• [GIVEN TASK]
Every record must be repeated exactly, with no omission.

** START OF DATA PROVIDED **

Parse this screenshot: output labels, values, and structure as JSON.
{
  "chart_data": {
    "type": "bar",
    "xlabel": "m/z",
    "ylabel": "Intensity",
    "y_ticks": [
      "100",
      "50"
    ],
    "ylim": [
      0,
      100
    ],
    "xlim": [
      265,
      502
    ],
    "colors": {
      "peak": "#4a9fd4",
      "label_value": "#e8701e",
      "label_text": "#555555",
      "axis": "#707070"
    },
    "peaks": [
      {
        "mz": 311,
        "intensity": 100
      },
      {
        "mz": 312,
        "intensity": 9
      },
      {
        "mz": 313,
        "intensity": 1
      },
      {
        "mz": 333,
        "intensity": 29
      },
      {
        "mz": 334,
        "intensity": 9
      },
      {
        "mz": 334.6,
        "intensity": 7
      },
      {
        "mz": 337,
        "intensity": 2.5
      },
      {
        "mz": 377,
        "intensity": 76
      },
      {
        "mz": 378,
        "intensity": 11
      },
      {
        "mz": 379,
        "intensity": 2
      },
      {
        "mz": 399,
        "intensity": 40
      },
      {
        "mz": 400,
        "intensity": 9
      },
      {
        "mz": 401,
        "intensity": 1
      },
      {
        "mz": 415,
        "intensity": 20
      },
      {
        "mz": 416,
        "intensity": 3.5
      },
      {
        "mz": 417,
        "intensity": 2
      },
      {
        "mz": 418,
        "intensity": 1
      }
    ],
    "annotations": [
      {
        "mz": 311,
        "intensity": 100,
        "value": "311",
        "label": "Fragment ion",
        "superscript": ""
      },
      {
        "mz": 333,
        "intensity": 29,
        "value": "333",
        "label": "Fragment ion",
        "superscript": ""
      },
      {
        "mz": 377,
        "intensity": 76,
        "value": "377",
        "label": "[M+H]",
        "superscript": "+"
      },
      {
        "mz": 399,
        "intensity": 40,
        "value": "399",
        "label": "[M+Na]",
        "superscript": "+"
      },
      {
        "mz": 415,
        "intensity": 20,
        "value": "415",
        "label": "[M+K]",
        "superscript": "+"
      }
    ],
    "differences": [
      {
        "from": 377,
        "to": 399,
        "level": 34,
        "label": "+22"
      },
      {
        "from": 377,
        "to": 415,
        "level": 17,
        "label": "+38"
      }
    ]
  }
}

** END OF DATA PROVIDED **

• [EXERCISE ANSWER]
Parse this screenshot: output labels, values, and structure as JSON.
{
  "chart_data": {
    "type": "bar",
    "xlabel": "m/z",
    "ylabel": "Intensity",
    "y_ticks": [
      "100",
      "50"
    ],
    "ylim": [
      0,
      100
    ],
    "xlim": [
      265,
      502
    ],
    "colors": {
      "peak": "#4a9fd4",
      "label_value": "#e8701e",
      "label_text": "#555555",
      "axis": "#707070"
    },
    "peaks": [
      {
        "mz": 311,
        "intensity": 100
      },
      {
        "mz": 312,
        "intensity": 9
      },
      {
        "mz": 313,
        "intensity": 1
      },
      {
        "mz": 333,
        "intensity": 29
      },
      {
        "mz": 334,
        "intensity": 9
      },
      {
        "mz": 334.6,
        "intensity": 7
      },
      {
        "mz": 337,
        "intensity": 2.5
      },
      {
        "mz": 377,
        "intensity": 76
      },
      {
        "mz": 378,
        "intensity": 11
      },
      {
        "mz": 379,
        "intensity": 2
      },
      {
        "mz": 399,
        "intensity": 40
      },
      {
        "mz": 400,
        "intensity": 9
      },
      {
        "mz": 401,
        "intensity": 1
      },
      {
        "mz": 415,
        "intensity": 20
      },
      {
        "mz": 416,
        "intensity": 3.5
      },
      {
        "mz": 417,
        "intensity": 2
      },
      {
        "mz": 418,
        "intensity": 1
      }
    ],
    "annotations": [
      {
        "mz": 311,
        "intensity": 100,
        "value": "311",
        "label": "Fragment ion",
        "superscript": ""
      },
      {
        "mz": 333,
        "intensity": 29,
        "value": "333",
        "label": "Fragment ion",
        "superscript": ""
      },
      {
        "mz": 377,
        "intensity": 76,
        "value": "377",
        "label": "[M+H]",
        "superscript": "+"
      },
      {
        "mz": 399,
        "intensity": 40,
        "value": "399",
        "label": "[M+Na]",
        "superscript": "+"
      },
      {
        "mz": 415,
        "intensity": 20,
        "value": "415",
        "label": "[M+K]",
        "superscript": "+"
      }
    ],
    "differences": [
      {
        "from": 377,
        "to": 399,
        "level": 34,
        "label": "+22"
      },
      {
        "from": 377,
        "to": 415,
        "level": 17,
        "label": "+38"
      }
    ]
  }
}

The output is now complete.